• TASK REQUIREMENTS
Return the listing below word for word.

• DATA ROWS
::::

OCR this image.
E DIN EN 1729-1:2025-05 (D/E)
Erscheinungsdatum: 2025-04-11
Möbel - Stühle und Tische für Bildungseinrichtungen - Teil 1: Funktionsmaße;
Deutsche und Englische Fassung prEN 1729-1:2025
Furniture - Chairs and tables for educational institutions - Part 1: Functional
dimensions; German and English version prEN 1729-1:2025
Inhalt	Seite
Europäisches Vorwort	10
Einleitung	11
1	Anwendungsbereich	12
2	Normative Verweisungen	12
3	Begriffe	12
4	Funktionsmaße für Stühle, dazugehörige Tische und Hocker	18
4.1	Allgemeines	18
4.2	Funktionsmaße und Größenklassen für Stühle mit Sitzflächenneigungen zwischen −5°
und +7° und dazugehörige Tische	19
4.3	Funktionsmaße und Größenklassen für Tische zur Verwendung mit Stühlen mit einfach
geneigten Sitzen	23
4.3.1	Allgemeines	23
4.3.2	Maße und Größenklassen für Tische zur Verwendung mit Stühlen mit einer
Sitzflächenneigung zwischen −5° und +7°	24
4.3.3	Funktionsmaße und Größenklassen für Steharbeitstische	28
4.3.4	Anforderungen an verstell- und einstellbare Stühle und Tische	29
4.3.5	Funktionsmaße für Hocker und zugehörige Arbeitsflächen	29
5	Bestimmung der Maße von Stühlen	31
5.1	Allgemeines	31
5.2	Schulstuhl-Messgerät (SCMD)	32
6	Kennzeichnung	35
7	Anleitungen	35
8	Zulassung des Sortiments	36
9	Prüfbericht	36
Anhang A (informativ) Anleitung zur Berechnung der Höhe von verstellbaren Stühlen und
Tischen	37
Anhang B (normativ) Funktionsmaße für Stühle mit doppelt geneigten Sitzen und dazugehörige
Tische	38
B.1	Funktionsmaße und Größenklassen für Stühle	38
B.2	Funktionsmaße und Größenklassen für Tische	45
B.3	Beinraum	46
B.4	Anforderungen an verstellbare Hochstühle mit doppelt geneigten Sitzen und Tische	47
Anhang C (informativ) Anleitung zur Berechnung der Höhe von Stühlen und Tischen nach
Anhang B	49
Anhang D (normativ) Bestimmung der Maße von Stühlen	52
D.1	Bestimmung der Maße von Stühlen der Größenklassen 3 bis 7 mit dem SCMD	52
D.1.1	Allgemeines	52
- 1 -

::::

• SOLUTION FOR THIS EXERCISE
OCR this image.
E DIN EN 1729-1:2025-05 (D/E)
Erscheinungsdatum: 2025-04-11
Möbel - Stühle und Tische für Bildungseinrichtungen - Teil 1: Funktionsmaße;
Deutsche und Englische Fassung prEN 1729-1:2025
Furniture - Chairs and tables for educational institutions - Part 1: Functional
dimensions; German and English version prEN 1729-1:2025
Inhalt	Seite
Europäisches Vorwort	10
Einleitung	11
1	Anwendungsbereich	12
2	Normative Verweisungen	12
3	Begriffe	12
4	Funktionsmaße für Stühle, dazugehörige Tische und Hocker	18
4.1	Allgemeines	18
4.2	Funktionsmaße und Größenklassen für Stühle mit Sitzflächenneigungen zwischen −5°
und +7° und dazugehörige Tische	19
4.3	Funktionsmaße und Größenklassen für Tische zur Verwendung mit Stühlen mit einfach
geneigten Sitzen	23
4.3.1	Allgemeines	23
4.3.2	Maße und Größenklassen für Tische zur Verwendung mit Stühlen mit einer
Sitzflächenneigung zwischen −5° und +7°	24
4.3.3	Funktionsmaße und Größenklassen für Steharbeitstische	28
4.3.4	Anforderungen an verstell- und einstellbare Stühle und Tische	29
4.3.5	Funktionsmaße für Hocker und zugehörige Arbeitsflächen	29
5	Bestimmung der Maße von Stühlen	31
5.1	Allgemeines	31
5.2	Schulstuhl-Messgerät (SCMD)	32
6	Kennzeichnung	35
7	Anleitungen	35
8	Zulassung des Sortiments	36
9	Prüfbericht	36
Anhang A (informativ) Anleitung zur Berechnung der Höhe von verstellbaren Stühlen und
Tischen	37
Anhang B (normativ) Funktionsmaße für Stühle mit doppelt geneigten Sitzen und dazugehörige
Tische	38
B.1	Funktionsmaße und Größenklassen für Stühle	38
B.2	Funktionsmaße und Größenklassen für Tische	45
B.3	Beinraum	46
B.4	Anforderungen an verstellbare Hochstühle mit doppelt geneigten Sitzen und Tische	47
Anhang C (informativ) Anleitung zur Berechnung der Höhe von Stühlen und Tischen nach
Anhang B	49
Anhang D (normativ) Bestimmung der Maße von Stühlen	52
D.1	Bestimmung der Maße von Stühlen der Größenklassen 3 bis 7 mit dem SCMD	52
D.1.1	Allgemeines	52
- 1 -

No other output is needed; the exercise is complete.